> [To be done]:
Which lines include the word "field"? Copy each of them.

Data items
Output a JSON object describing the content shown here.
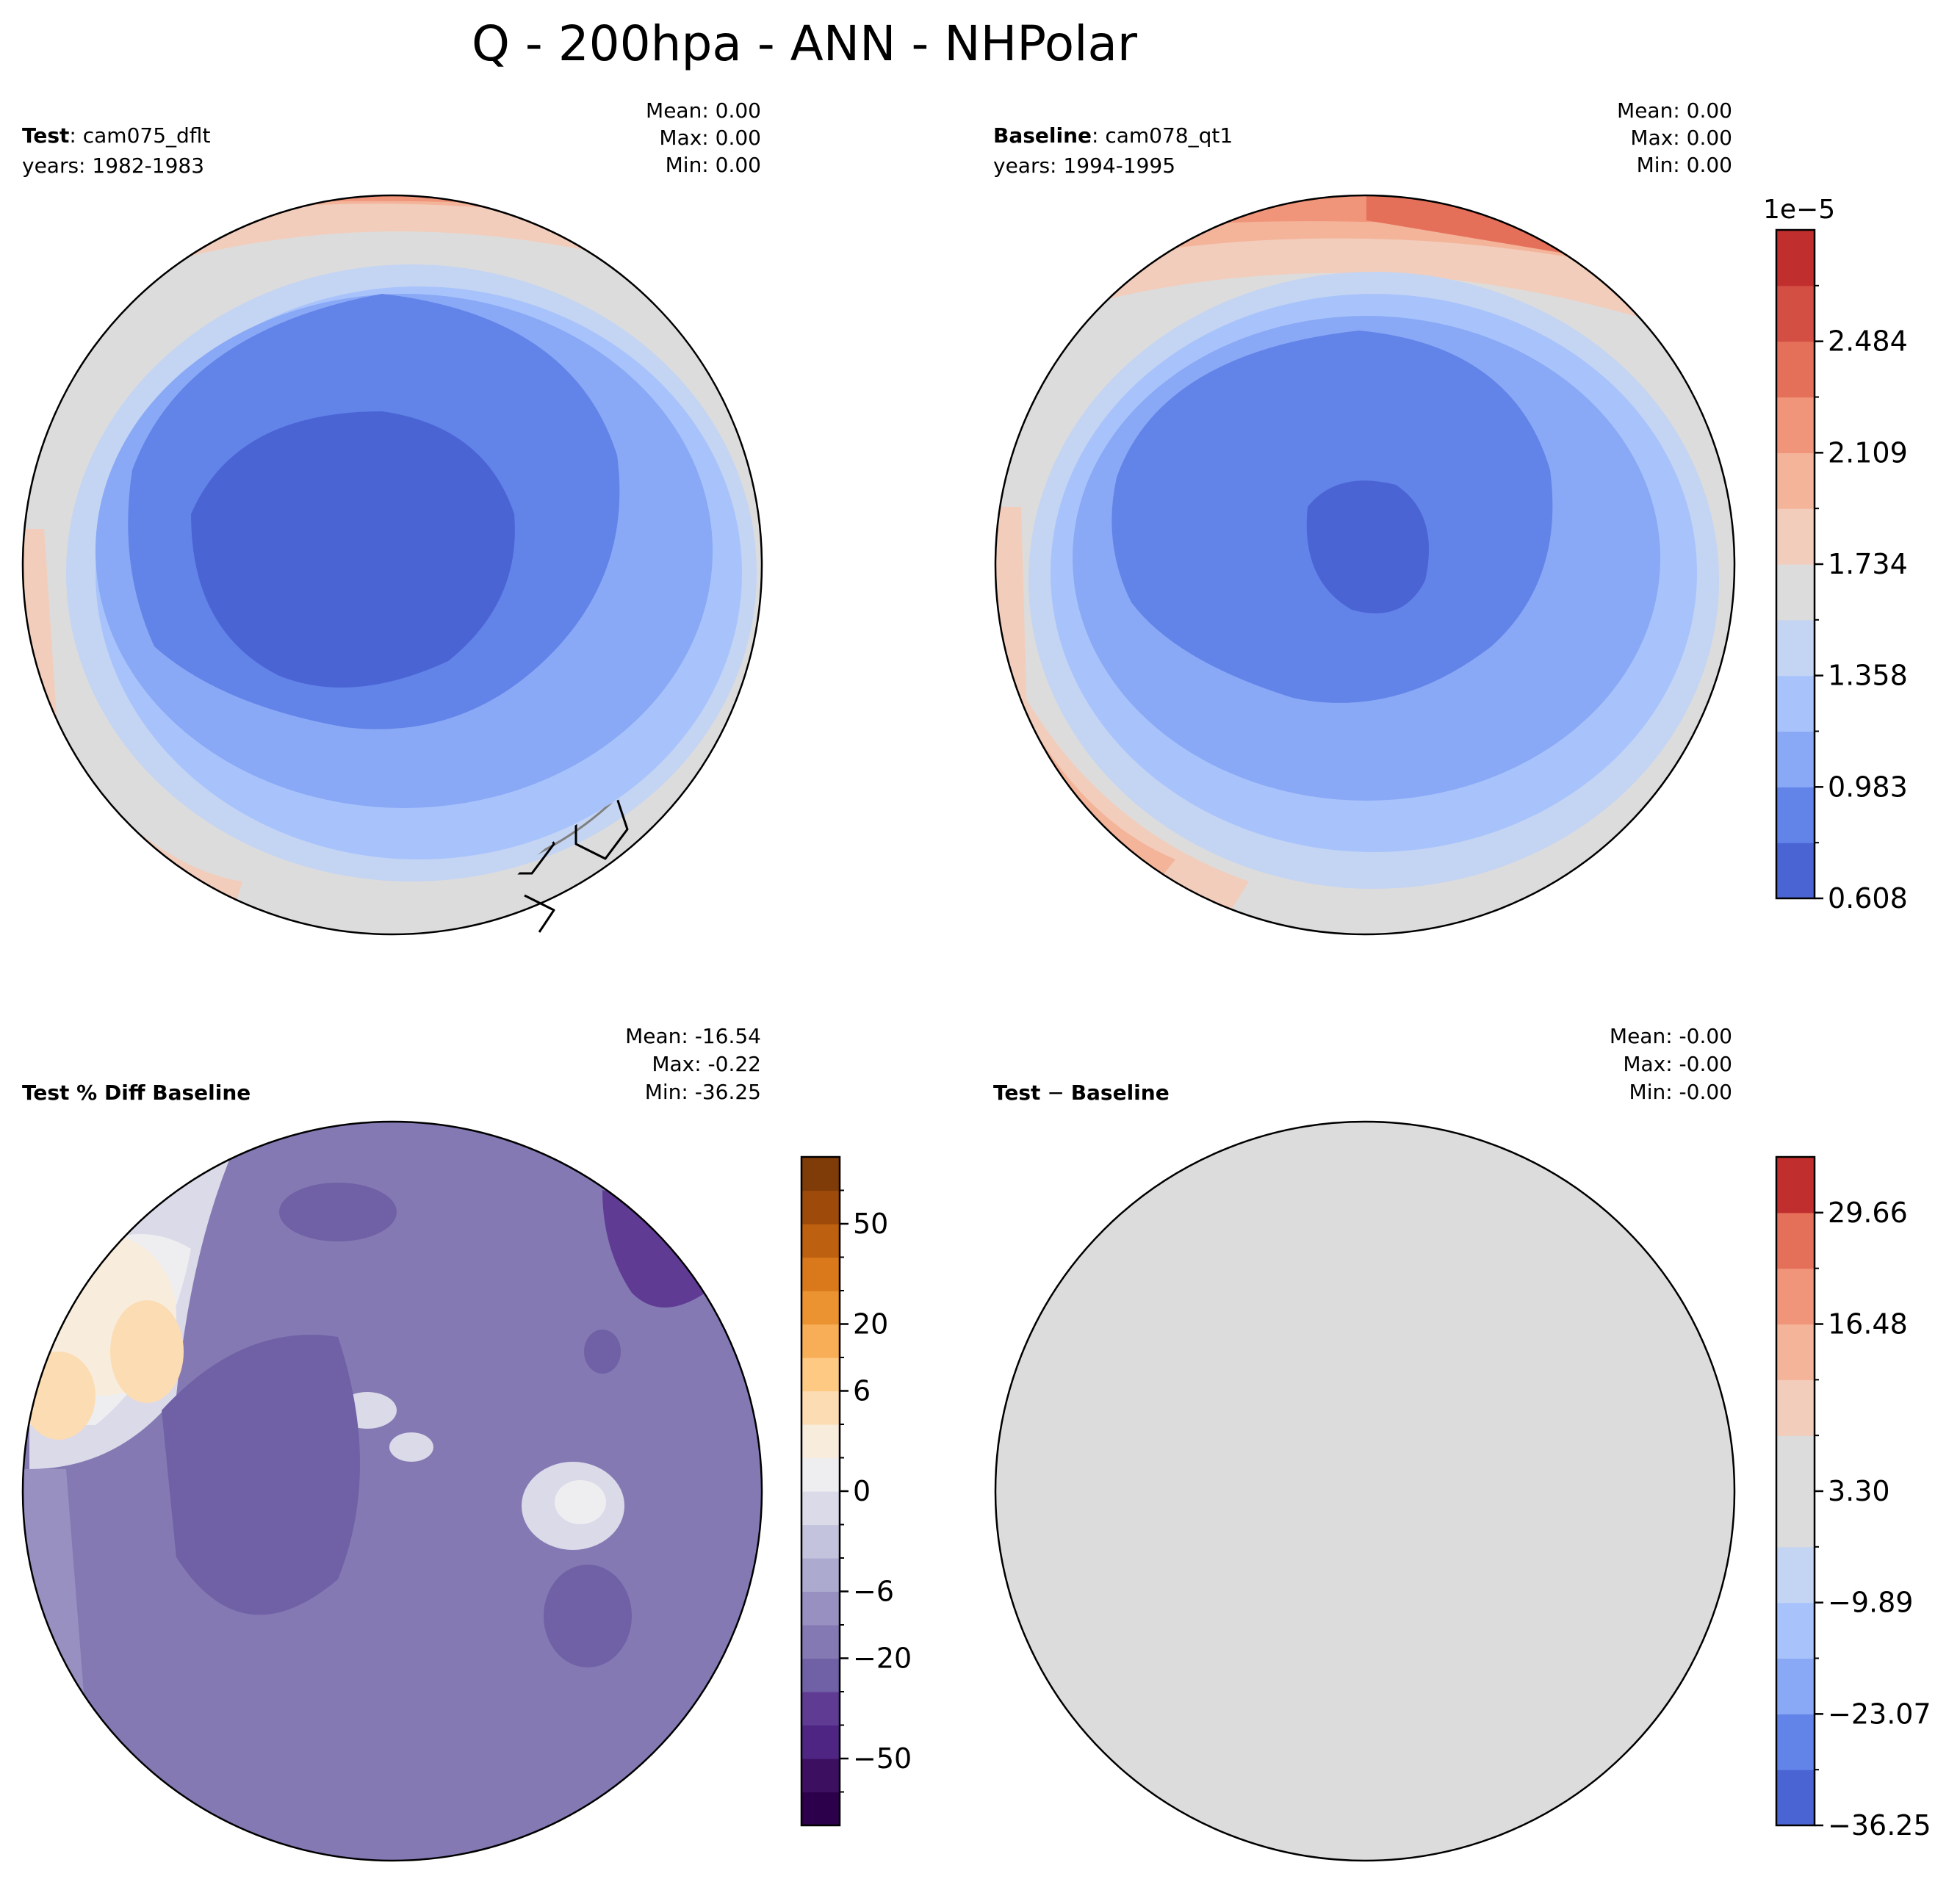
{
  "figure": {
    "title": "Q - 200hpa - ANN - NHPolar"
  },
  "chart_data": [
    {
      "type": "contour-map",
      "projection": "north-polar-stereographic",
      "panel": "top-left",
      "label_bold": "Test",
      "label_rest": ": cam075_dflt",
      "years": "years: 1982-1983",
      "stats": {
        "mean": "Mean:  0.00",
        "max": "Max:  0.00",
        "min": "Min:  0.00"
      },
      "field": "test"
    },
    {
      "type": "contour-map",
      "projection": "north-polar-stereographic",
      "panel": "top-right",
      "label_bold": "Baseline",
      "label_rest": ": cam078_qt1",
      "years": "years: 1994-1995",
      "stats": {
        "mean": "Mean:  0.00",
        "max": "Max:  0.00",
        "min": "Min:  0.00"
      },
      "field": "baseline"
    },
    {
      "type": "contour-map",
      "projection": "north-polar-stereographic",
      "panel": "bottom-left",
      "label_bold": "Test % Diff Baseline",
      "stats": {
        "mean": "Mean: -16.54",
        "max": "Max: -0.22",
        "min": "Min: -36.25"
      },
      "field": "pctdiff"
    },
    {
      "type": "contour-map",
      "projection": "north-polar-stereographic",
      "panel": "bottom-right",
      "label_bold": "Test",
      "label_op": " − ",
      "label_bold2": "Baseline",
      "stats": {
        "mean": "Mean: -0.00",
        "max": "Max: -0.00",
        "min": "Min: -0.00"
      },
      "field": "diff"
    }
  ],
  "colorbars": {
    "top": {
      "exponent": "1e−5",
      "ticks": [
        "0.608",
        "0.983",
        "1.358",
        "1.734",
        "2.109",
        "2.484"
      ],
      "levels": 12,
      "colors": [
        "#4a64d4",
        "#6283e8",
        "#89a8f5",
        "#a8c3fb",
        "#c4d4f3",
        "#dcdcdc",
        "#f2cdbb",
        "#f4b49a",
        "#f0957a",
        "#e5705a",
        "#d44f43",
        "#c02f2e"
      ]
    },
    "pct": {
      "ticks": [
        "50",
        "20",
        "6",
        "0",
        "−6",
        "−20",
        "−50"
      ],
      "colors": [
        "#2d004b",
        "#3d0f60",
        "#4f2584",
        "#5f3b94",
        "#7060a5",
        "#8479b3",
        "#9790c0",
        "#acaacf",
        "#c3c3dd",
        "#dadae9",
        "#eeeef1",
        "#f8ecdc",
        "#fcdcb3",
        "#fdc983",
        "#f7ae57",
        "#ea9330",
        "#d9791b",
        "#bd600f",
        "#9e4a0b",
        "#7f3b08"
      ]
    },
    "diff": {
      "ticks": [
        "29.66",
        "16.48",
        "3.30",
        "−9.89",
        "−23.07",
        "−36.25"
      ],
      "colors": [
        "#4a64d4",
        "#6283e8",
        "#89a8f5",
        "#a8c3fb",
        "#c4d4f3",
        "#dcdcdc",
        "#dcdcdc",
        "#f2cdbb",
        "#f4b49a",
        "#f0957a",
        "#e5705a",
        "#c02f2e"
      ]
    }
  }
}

* * *

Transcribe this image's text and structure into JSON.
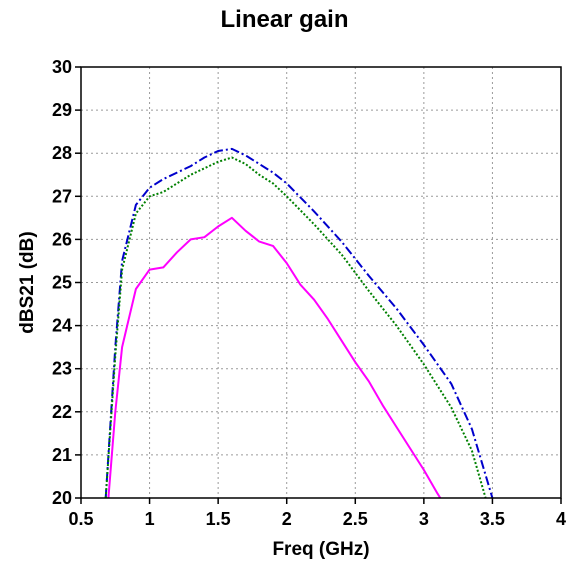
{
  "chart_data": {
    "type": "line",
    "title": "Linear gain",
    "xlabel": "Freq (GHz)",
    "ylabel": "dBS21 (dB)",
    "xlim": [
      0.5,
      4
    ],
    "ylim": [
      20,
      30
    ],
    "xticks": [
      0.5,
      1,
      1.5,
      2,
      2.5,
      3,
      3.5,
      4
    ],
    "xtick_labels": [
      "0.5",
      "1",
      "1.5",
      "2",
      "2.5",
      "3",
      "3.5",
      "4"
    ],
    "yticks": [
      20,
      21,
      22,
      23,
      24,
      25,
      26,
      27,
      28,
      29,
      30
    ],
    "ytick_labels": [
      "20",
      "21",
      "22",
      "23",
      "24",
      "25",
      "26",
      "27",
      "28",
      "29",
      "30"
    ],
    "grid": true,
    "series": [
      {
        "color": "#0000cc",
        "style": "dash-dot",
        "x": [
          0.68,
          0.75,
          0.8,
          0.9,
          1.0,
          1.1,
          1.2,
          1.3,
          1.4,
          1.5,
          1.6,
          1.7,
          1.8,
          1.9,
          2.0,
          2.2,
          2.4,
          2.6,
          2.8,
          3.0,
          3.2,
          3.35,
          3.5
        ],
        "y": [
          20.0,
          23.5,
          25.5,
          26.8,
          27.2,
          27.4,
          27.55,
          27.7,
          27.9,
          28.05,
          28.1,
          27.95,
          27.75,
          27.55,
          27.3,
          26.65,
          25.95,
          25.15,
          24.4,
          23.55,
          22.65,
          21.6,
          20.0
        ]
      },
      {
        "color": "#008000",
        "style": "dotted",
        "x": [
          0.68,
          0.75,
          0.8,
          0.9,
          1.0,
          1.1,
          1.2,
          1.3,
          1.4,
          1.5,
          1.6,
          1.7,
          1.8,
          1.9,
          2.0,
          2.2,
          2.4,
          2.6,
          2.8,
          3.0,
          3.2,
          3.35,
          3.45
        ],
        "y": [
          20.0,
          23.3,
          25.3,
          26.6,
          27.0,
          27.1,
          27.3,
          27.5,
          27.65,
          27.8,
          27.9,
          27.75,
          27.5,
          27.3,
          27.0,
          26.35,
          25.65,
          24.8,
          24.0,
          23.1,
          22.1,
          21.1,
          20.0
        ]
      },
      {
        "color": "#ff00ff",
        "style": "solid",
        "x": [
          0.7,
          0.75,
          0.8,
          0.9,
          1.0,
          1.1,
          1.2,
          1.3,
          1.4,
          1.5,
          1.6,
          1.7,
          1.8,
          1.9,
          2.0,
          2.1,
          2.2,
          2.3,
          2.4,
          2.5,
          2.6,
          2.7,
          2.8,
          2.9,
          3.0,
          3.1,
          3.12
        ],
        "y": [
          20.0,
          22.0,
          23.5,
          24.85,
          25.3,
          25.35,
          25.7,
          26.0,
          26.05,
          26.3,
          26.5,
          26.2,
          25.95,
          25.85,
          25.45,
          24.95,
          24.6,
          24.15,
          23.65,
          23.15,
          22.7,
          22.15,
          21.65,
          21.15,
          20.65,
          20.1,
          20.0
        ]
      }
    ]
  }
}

> [Output of the exercise]:
      "field": "test"
      "field": "baseline"
      "field": "pctdiff"
      "field": "diff"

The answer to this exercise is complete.